[Dataset items]
════

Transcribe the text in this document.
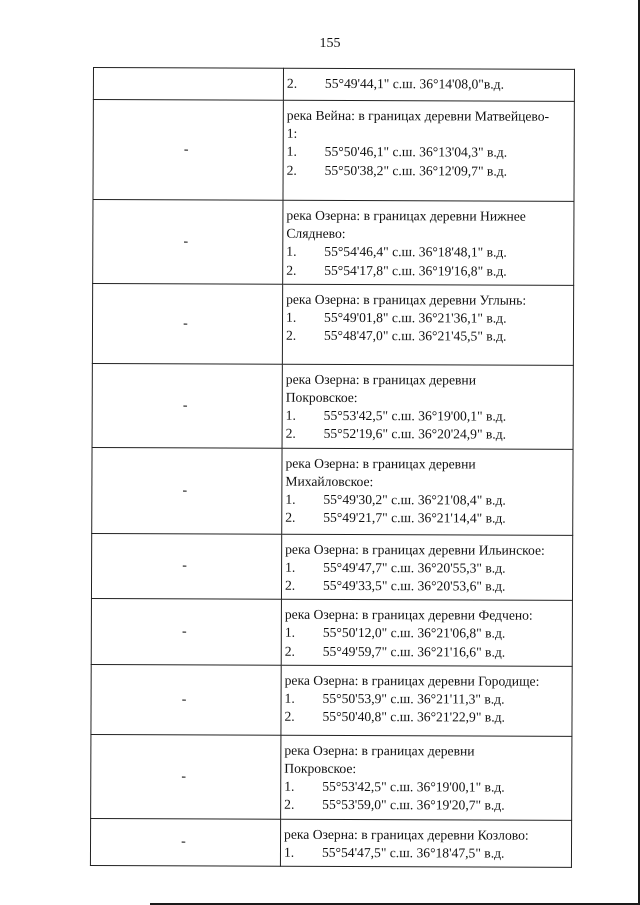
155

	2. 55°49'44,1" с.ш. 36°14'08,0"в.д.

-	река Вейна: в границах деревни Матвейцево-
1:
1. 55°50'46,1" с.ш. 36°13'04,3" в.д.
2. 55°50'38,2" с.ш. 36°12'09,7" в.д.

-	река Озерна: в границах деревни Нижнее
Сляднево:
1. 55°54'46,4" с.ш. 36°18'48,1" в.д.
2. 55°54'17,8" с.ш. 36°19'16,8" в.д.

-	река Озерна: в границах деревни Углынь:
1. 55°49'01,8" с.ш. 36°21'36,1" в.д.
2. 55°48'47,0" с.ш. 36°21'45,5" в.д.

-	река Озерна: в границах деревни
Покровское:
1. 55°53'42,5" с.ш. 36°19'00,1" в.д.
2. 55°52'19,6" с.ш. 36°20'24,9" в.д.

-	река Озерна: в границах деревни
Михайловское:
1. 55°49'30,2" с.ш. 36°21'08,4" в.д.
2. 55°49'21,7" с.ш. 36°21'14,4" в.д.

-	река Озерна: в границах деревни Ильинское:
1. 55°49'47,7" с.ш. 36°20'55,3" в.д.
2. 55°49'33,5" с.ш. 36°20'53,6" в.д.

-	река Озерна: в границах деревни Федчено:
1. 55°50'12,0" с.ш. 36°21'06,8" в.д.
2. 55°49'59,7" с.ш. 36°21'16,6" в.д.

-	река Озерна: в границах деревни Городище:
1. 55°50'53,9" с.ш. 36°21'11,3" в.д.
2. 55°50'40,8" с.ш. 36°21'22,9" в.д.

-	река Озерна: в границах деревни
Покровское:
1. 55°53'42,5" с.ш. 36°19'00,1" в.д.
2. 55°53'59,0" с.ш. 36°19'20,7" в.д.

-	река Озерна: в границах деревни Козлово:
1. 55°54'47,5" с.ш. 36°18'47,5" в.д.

════

### Prompt
Go through the data above and find the lines with the word "деревни". Copy each of those lines.

### Solution below
-	река Вейна: в границах деревни Матвейцево-
-	река Озерна: в границах деревни Нижнее
-	река Озерна: в границах деревни Углынь:
-	река Озерна: в границах деревни
-	река Озерна: в границах деревни
-	река Озерна: в границах деревни Ильинское:
-	река Озерна: в границах деревни Федчено:
-	река Озерна: в границах деревни Городище:
-	река Озерна: в границах деревни
-	река Озерна: в границах деревни Козлово:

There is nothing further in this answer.